Gather all lines with "marker" from the records.

# Material provided start

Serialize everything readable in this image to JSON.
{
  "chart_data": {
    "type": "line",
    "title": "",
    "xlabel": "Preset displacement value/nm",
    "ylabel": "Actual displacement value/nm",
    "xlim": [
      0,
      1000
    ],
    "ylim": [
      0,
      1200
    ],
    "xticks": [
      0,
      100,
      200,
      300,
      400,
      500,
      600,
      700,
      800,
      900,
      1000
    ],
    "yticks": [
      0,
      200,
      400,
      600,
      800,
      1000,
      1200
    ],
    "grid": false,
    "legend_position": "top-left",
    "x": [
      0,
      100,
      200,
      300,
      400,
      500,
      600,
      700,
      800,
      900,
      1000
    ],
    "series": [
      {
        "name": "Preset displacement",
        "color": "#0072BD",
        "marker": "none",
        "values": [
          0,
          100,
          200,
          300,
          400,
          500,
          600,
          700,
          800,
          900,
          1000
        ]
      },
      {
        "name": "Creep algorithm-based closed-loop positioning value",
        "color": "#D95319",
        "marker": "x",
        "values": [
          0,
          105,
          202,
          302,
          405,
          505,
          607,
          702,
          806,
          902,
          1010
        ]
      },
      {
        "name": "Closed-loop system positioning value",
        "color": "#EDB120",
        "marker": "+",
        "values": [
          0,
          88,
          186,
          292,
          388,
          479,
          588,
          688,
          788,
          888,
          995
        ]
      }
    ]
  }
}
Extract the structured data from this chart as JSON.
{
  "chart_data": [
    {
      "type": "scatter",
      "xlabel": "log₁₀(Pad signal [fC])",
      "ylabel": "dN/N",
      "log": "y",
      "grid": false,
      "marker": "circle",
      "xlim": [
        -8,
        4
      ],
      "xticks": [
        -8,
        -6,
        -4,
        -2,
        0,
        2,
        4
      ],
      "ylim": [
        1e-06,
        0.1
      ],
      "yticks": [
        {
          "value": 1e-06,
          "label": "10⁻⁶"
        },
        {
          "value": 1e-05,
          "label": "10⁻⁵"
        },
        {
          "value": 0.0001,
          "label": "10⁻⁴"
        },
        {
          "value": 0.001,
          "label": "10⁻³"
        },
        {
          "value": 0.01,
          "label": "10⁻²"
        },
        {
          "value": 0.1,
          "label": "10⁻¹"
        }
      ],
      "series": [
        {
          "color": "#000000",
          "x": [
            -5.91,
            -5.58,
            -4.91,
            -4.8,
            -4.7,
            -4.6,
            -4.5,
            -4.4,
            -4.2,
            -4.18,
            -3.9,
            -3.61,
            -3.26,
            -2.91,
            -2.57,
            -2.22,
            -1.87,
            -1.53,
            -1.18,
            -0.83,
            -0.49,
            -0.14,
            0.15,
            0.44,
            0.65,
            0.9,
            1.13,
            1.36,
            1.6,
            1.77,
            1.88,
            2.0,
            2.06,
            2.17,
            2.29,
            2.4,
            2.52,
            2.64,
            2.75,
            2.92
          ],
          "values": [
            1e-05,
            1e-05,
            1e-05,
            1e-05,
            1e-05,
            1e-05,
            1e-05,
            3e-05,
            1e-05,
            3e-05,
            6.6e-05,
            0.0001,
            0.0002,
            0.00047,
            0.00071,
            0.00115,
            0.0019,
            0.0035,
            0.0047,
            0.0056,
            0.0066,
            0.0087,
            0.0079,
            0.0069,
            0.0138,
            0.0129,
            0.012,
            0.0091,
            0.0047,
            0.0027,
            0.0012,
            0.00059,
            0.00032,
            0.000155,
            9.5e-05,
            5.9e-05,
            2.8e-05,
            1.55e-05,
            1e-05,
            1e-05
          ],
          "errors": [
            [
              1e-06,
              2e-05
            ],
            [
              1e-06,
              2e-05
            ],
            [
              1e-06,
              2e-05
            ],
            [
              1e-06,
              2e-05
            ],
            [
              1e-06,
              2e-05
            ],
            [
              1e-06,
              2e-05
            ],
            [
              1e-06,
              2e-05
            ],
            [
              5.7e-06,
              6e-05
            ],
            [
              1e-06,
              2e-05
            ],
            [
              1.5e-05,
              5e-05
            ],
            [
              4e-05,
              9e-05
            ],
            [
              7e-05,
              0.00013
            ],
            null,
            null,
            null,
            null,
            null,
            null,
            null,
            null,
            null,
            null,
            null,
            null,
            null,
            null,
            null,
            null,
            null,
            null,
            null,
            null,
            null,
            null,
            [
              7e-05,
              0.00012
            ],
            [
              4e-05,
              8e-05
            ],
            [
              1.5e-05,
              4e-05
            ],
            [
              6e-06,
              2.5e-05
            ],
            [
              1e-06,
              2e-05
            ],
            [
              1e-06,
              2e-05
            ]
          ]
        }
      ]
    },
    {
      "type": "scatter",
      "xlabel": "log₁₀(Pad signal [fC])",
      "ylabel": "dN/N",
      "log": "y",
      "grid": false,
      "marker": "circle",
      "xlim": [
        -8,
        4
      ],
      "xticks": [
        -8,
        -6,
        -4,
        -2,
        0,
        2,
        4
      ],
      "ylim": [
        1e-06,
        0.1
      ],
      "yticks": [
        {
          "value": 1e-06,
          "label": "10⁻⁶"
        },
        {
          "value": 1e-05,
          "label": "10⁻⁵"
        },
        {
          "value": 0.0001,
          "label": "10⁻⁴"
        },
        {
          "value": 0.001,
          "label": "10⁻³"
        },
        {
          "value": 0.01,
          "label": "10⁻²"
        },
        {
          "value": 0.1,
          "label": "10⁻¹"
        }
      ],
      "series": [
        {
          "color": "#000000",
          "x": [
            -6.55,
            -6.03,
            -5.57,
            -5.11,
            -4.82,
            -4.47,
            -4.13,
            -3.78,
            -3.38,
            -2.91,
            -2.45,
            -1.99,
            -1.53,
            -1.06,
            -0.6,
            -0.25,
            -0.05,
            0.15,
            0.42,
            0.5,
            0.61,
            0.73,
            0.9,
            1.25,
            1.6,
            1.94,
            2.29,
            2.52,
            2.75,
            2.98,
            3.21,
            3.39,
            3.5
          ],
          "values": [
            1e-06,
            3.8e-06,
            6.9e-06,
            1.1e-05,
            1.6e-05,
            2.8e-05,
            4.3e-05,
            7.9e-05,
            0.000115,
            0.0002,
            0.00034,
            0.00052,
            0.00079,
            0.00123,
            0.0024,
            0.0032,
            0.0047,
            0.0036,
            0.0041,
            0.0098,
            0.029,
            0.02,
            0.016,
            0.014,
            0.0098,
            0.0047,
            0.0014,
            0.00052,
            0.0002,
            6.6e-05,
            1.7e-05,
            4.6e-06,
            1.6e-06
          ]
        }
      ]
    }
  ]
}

# Material provided end

▶ **Solution to the problem**
        "marker": "none",
        "marker": "x",
        "marker": "+",
      "marker": "circle",
      "marker": "circle",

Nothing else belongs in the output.